START DATASET ROWS

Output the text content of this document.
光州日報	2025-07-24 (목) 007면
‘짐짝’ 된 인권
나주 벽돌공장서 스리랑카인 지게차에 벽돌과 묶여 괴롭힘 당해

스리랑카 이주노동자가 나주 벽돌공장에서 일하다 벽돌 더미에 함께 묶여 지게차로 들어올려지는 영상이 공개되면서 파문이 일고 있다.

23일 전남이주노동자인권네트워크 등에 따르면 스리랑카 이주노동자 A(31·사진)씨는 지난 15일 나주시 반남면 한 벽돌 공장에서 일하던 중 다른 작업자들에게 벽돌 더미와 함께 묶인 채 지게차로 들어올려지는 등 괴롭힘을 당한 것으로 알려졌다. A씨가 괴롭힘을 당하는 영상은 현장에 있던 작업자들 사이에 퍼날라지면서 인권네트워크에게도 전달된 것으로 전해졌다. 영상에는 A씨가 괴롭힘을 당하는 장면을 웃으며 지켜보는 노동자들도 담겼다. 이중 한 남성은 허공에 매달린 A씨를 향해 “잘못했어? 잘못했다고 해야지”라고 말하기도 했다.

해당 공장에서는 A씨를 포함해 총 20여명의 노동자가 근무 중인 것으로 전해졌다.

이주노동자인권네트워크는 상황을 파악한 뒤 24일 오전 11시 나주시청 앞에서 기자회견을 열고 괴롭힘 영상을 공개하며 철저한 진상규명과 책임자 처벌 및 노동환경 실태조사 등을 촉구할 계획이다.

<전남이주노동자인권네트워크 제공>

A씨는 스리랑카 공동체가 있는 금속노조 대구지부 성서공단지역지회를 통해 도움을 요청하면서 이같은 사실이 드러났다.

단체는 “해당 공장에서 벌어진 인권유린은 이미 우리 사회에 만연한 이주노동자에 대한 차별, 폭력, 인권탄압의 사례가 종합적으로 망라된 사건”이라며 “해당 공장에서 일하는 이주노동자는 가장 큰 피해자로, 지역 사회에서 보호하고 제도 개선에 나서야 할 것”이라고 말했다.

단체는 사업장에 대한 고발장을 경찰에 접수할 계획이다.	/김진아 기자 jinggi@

END DATASET ROWS

_SHORT TASK:_ Every line of the records that includes the word "전남이주노동자인권네트워크" should be gathered.

_TASK OUTPUT:_
23일 전남이주노동자인권네트워크 등에 따르면 스리랑카 이주노동자 A(31·사진)씨는 지난 15일 나주시 반남면 한 벽돌 공장에서 일하던 중 다른 작업자들에게 벽돌 더미와 함께 묶인 채 지게차로 들어올려지는 등 괴롭힘을 당한 것으로 알려졌다. A씨가 괴롭힘을 당하는 영상은 현장에 있던 작업자들 사이에 퍼날라지면서 인권네트워크에게도 전달된 것으로 전해졌다. 영상에는 A씨가 괴롭힘을 당하는 장면을 웃으며 지켜보는 노동자들도 담겼다. 이중 한 남성은 허공에 매달린 A씨를 향해 “잘못했어? 잘못했다고 해야지”라고 말하기도 했다.
<전남이주노동자인권네트워크 제공>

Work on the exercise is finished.